Supplied material →
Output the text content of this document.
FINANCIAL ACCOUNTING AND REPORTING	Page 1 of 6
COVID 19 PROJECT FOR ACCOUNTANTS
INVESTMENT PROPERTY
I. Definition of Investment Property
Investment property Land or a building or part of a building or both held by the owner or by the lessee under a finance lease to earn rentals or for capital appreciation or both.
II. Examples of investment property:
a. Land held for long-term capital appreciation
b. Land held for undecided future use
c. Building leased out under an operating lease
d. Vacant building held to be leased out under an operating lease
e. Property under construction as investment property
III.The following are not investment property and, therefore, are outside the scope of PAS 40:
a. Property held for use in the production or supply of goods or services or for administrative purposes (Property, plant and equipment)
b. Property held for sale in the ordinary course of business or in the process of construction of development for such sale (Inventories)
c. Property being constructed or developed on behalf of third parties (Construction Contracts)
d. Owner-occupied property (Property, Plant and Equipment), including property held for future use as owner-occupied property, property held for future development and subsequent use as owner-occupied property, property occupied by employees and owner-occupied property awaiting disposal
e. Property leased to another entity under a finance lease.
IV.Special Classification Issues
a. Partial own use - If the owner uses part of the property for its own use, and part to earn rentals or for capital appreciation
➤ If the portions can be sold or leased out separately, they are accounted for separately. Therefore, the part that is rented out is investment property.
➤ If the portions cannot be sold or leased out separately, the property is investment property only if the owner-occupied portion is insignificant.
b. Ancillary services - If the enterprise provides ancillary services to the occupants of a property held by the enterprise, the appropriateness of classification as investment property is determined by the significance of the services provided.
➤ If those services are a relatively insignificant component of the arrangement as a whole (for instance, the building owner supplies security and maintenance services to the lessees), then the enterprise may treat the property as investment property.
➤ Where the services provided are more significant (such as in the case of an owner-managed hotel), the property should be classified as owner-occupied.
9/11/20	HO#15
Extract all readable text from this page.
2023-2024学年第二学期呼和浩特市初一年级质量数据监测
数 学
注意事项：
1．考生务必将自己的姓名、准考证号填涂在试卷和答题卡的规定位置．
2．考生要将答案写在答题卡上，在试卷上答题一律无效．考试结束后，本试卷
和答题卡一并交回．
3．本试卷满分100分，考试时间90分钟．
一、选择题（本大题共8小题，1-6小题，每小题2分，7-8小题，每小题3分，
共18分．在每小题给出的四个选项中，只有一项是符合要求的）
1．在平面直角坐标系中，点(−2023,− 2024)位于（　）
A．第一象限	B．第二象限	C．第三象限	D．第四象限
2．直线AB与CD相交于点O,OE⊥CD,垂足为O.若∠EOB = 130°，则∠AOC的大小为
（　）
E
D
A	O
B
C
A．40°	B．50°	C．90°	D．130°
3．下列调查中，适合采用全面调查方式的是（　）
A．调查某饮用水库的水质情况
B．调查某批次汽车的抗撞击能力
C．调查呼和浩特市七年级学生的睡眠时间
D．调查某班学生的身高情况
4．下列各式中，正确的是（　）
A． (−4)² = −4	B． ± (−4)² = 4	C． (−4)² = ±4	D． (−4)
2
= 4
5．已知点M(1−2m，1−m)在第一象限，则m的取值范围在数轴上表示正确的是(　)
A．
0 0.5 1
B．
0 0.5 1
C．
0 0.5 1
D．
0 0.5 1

What is expected →
Above are the records. Copy every line in them holding "provided".

Response →
b. Ancillary services - If the enterprise provides ancillary services to the occupants of a property held by the enterprise, the appropriateness of classification as investment property is determined by the significance of the services provided.
➤ Where the services provided are more significant (such as in the case of an owner-managed hotel), the property should be classified as owner-occupied.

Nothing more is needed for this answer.